= WHAT YOU HAVE TO DO =
Reproduce all entries word for word.

-.-.-

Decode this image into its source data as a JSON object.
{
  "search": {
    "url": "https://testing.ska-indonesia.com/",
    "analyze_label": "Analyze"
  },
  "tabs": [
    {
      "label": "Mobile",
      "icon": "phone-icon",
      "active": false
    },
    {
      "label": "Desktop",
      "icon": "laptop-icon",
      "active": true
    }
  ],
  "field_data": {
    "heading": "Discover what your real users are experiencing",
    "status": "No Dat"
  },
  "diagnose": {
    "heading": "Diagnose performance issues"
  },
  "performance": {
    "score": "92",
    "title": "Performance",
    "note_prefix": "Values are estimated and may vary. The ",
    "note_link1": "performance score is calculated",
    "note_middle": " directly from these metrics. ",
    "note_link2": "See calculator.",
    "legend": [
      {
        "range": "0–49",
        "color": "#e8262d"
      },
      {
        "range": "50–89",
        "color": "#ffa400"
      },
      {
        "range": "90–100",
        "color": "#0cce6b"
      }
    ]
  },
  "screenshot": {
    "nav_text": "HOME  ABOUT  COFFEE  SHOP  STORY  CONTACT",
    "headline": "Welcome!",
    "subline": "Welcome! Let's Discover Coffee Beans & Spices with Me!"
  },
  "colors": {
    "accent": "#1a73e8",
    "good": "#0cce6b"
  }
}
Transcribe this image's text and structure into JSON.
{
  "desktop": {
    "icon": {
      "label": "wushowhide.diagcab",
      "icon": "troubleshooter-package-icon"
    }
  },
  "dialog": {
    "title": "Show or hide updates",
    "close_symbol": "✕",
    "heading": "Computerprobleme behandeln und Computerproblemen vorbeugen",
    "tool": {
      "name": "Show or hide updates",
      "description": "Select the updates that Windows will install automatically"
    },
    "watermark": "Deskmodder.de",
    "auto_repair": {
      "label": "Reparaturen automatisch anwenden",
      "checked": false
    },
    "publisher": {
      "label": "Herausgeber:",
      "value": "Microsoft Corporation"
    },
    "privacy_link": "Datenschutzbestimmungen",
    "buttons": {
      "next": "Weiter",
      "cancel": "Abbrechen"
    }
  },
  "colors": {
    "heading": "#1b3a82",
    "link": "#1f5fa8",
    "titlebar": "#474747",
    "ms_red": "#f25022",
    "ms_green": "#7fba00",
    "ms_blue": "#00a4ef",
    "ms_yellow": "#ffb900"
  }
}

-.-.-

= FULL ANSWER =
Decode this image into its source data as a JSON object.
{
  "search": {
    "url": "https://testing.ska-indonesia.com/",
    "analyze_label": "Analyze"
  },
  "tabs": [
    {
      "label": "Mobile",
      "icon": "phone-icon",
      "active": false
    },
    {
      "label": "Desktop",
      "icon": "laptop-icon",
      "active": true
    }
  ],
  "field_data": {
    "heading": "Discover what your real users are experiencing",
    "status": "No Dat"
  },
  "diagnose": {
    "heading": "Diagnose performance issues"
  },
  "performance": {
    "score": "92",
    "title": "Performance",
    "note_prefix": "Values are estimated and may vary. The ",
    "note_link1": "performance score is calculated",
    "note_middle": " directly from these metrics. ",
    "note_link2": "See calculator.",
    "legend": [
      {
        "range": "0–49",
        "color": "#e8262d"
      },
      {
        "range": "50–89",
        "color": "#ffa400"
      },
      {
        "range": "90–100",
        "color": "#0cce6b"
      }
    ]
  },
  "screenshot": {
    "nav_text": "HOME  ABOUT  COFFEE  SHOP  STORY  CONTACT",
    "headline": "Welcome!",
    "subline": "Welcome! Let's Discover Coffee Beans & Spices with Me!"
  },
  "colors": {
    "accent": "#1a73e8",
    "good": "#0cce6b"
  }
}
Transcribe this image's text and structure into JSON.
{
  "desktop": {
    "icon": {
      "label": "wushowhide.diagcab",
      "icon": "troubleshooter-package-icon"
    }
  },
  "dialog": {
    "title": "Show or hide updates",
    "close_symbol": "✕",
    "heading": "Computerprobleme behandeln und Computerproblemen vorbeugen",
    "tool": {
      "name": "Show or hide updates",
      "description": "Select the updates that Windows will install automatically"
    },
    "watermark": "Deskmodder.de",
    "auto_repair": {
      "label": "Reparaturen automatisch anwenden",
      "checked": false
    },
    "publisher": {
      "label": "Herausgeber:",
      "value": "Microsoft Corporation"
    },
    "privacy_link": "Datenschutzbestimmungen",
    "buttons": {
      "next": "Weiter",
      "cancel": "Abbrechen"
    }
  },
  "colors": {
    "heading": "#1b3a82",
    "link": "#1f5fa8",
    "titlebar": "#474747",
    "ms_red": "#f25022",
    "ms_green": "#7fba00",
    "ms_blue": "#00a4ef",
    "ms_yellow": "#ffb900"
  }
}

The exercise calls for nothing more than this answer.